▸ Exercise goal
Only the pictures are left out: repeat the rest of the entries exactly.

Data records
##########

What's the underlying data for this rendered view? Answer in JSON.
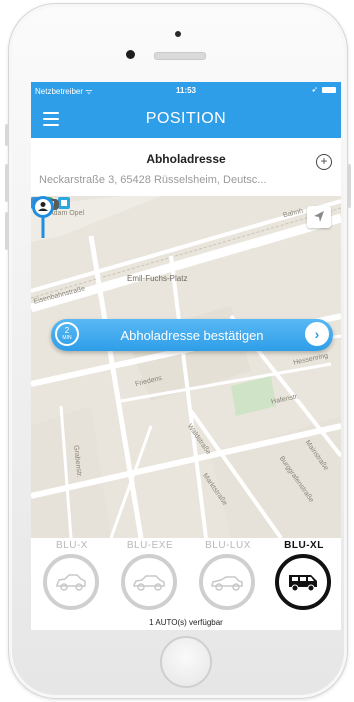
{
  "status_bar": {
    "carrier": "Netzbetreiber ᯤ",
    "time": "11:53",
    "location_symbol": "➶"
  },
  "nav": {
    "title": "POSITION",
    "menu_icon": "hamburger-menu-icon"
  },
  "address": {
    "label": "Abholadresse",
    "value": "Neckarstraße 3, 65428 Rüsselsheim, Deutsc..."
  },
  "map": {
    "street_labels": [
      "Adam Opel",
      "Bahnh",
      "Eisenbahnstraße",
      "Emil-Fuchs-Platz",
      "Friedens",
      "Grabenstr.",
      "Hessenring",
      "Waldstraße",
      "Hafenstr.",
      "Marktstraße",
      "Burggrafenstraße",
      "Mainstraße"
    ],
    "confirm": {
      "eta_value": "2",
      "eta_unit": "MIN",
      "label": "Abholadresse bestätigen",
      "arrow": "›"
    }
  },
  "vehicles": [
    {
      "label": "BLU-X",
      "selected": false,
      "icon": "sedan-car-icon"
    },
    {
      "label": "BLU-EXE",
      "selected": false,
      "icon": "business-car-icon"
    },
    {
      "label": "BLU-LUX",
      "selected": false,
      "icon": "luxury-car-icon"
    },
    {
      "label": "BLU-XL",
      "selected": true,
      "icon": "van-icon"
    }
  ],
  "availability": "1 AUTO(s) verfügbar",
  "colors": {
    "accent": "#2f9ee8",
    "selected_border": "#111111",
    "unselected_border": "#cfcfcf"
  }
}
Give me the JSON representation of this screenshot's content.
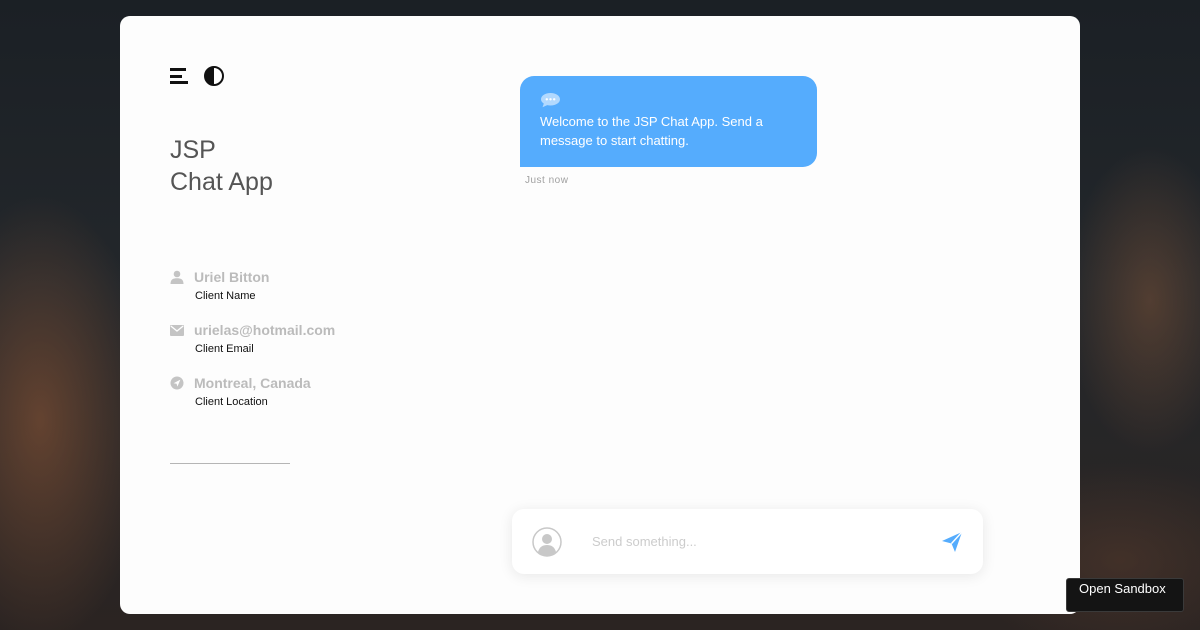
{
  "app": {
    "title_line1": "JSP",
    "title_line2": "Chat App"
  },
  "client": {
    "name": {
      "value": "Uriel Bitton",
      "label": "Client Name",
      "icon": "user-icon"
    },
    "email": {
      "value": "urielas@hotmail.com",
      "label": "Client Email",
      "icon": "mail-icon"
    },
    "location": {
      "value": "Montreal, Canada",
      "label": "Client Location",
      "icon": "location-icon"
    }
  },
  "messages": [
    {
      "text": "Welcome to the JSP Chat App. Send a message to start chatting.",
      "time": "Just now",
      "icon": "chat-bubble-icon"
    }
  ],
  "composer": {
    "placeholder": "Send something...",
    "value": "",
    "avatar_icon": "avatar-icon",
    "send_icon": "send-icon"
  },
  "sandbox": {
    "label": "Open Sandbox"
  },
  "colors": {
    "accent": "#55acfd",
    "info_text": "#bbbbbb",
    "title": "#555555"
  }
}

##########

▸ Final answer
What's the underlying data for this rendered view? Answer in JSON.
{
  "status_bar": {
    "carrier": "Netzbetreiber ᯤ",
    "time": "11:53",
    "location_symbol": "➶"
  },
  "nav": {
    "title": "POSITION",
    "menu_icon": "hamburger-menu-icon"
  },
  "address": {
    "label": "Abholadresse",
    "value": "Neckarstraße 3, 65428 Rüsselsheim, Deutsc..."
  },
  "map": {
    "street_labels": [
      "Adam Opel",
      "Bahnh",
      "Eisenbahnstraße",
      "Emil-Fuchs-Platz",
      "Friedens",
      "Grabenstr.",
      "Hessenring",
      "Waldstraße",
      "Hafenstr.",
      "Marktstraße",
      "Burggrafenstraße",
      "Mainstraße"
    ],
    "confirm": {
      "eta_value": "2",
      "eta_unit": "MIN",
      "label": "Abholadresse bestätigen",
      "arrow": "›"
    }
  },
  "vehicles": [
    {
      "label": "BLU-X",
      "selected": false,
      "icon": "sedan-car-icon"
    },
    {
      "label": "BLU-EXE",
      "selected": false,
      "icon": "business-car-icon"
    },
    {
      "label": "BLU-LUX",
      "selected": false,
      "icon": "luxury-car-icon"
    },
    {
      "label": "BLU-XL",
      "selected": true,
      "icon": "van-icon"
    }
  ],
  "availability": "1 AUTO(s) verfügbar",
  "colors": {
    "accent": "#2f9ee8",
    "selected_border": "#111111",
    "unselected_border": "#cfcfcf"
  }
}
Give me the JSON representation of this screenshot's content.
{
  "app": {
    "title_line1": "JSP",
    "title_line2": "Chat App"
  },
  "client": {
    "name": {
      "value": "Uriel Bitton",
      "label": "Client Name",
      "icon": "user-icon"
    },
    "email": {
      "value": "urielas@hotmail.com",
      "label": "Client Email",
      "icon": "mail-icon"
    },
    "location": {
      "value": "Montreal, Canada",
      "label": "Client Location",
      "icon": "location-icon"
    }
  },
  "messages": [
    {
      "text": "Welcome to the JSP Chat App. Send a message to start chatting.",
      "time": "Just now",
      "icon": "chat-bubble-icon"
    }
  ],
  "composer": {
    "placeholder": "Send something...",
    "value": "",
    "avatar_icon": "avatar-icon",
    "send_icon": "send-icon"
  },
  "sandbox": {
    "label": "Open Sandbox"
  },
  "colors": {
    "accent": "#55acfd",
    "info_text": "#bbbbbb",
    "title": "#555555"
  }
}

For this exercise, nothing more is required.